Quote every line as written. Omit pictures.

[Data extracted from a collection]
:::

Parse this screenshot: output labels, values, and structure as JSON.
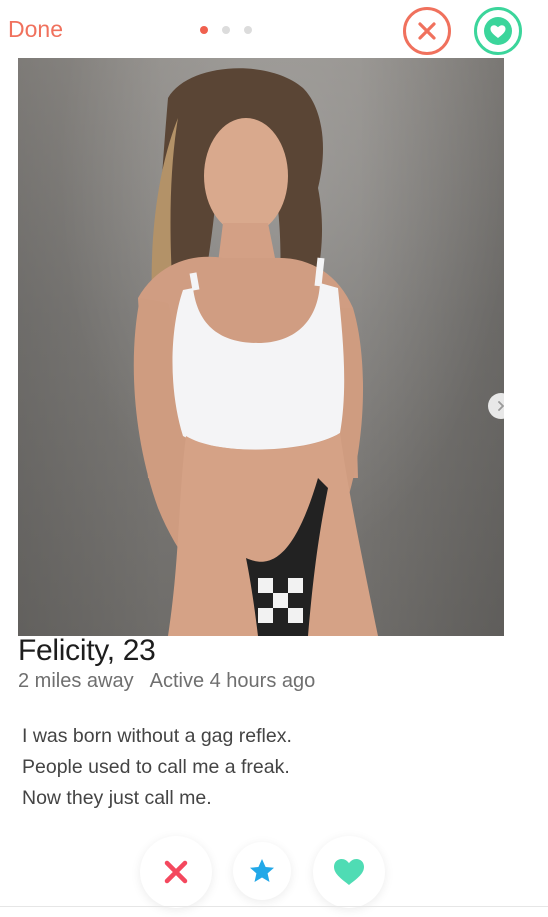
{
  "header": {
    "done_label": "Done",
    "page_dots_count": 3,
    "active_dot_index": 0
  },
  "profile": {
    "name_age": "Felicity, 23",
    "distance": "2 miles away",
    "active": "Active 4 hours ago",
    "bio_lines": [
      "I was born without a gag reflex.",
      "People used to call me a freak.",
      "Now they just call me."
    ]
  },
  "icons": {
    "top_nope": "close-circle-icon",
    "top_like": "heart-circle-icon",
    "next_photo": "chevron-right-icon",
    "action_nope": "x-icon",
    "action_superlike": "star-icon",
    "action_like": "heart-icon"
  },
  "colors": {
    "accent_red": "#f0715d",
    "accent_green": "#3bd59b",
    "star_blue": "#22a8e8",
    "like_green": "#4fdcb4"
  }
}
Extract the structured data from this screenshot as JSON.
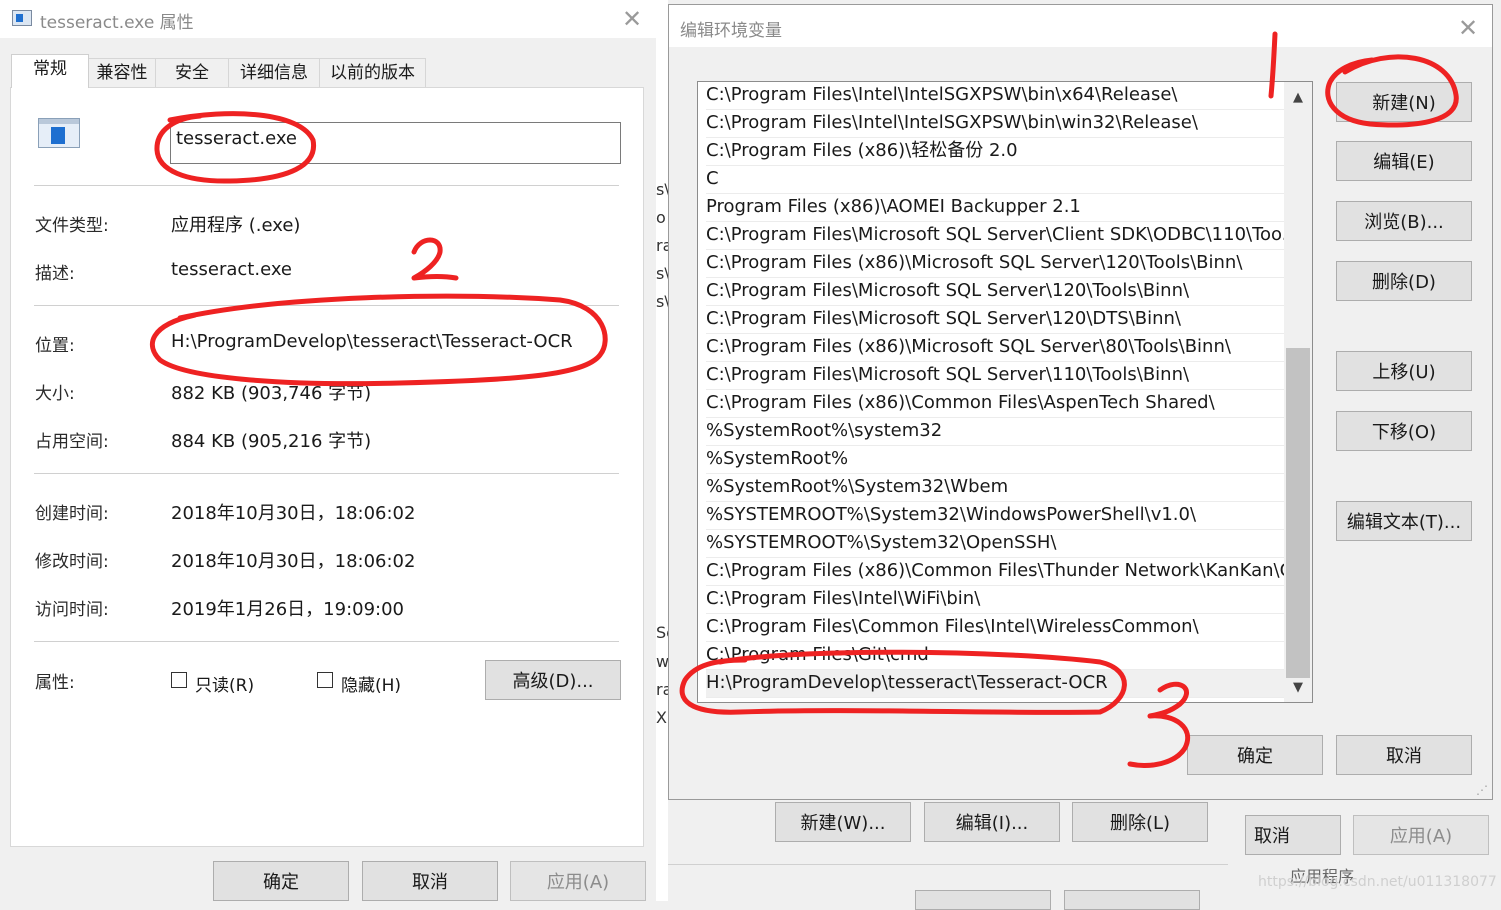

:::

- _WORKED ANSWER_:
Parse this screenshot: output labels, values, and structure as JSON.
{
  "header": {
    "done_label": "Done",
    "page_dots_count": 3,
    "active_dot_index": 0
  },
  "profile": {
    "name_age": "Felicity, 23",
    "distance": "2 miles away",
    "active": "Active 4 hours ago",
    "bio_lines": [
      "I was born without a gag reflex.",
      "People used to call me a freak.",
      "Now they just call me."
    ]
  },
  "icons": {
    "top_nope": "close-circle-icon",
    "top_like": "heart-circle-icon",
    "next_photo": "chevron-right-icon",
    "action_nope": "x-icon",
    "action_superlike": "star-icon",
    "action_like": "heart-icon"
  },
  "colors": {
    "accent_red": "#f0715d",
    "accent_green": "#3bd59b",
    "star_blue": "#22a8e8",
    "like_green": "#4fdcb4"
  }
}
Extract the structured data from this screenshot as JSON.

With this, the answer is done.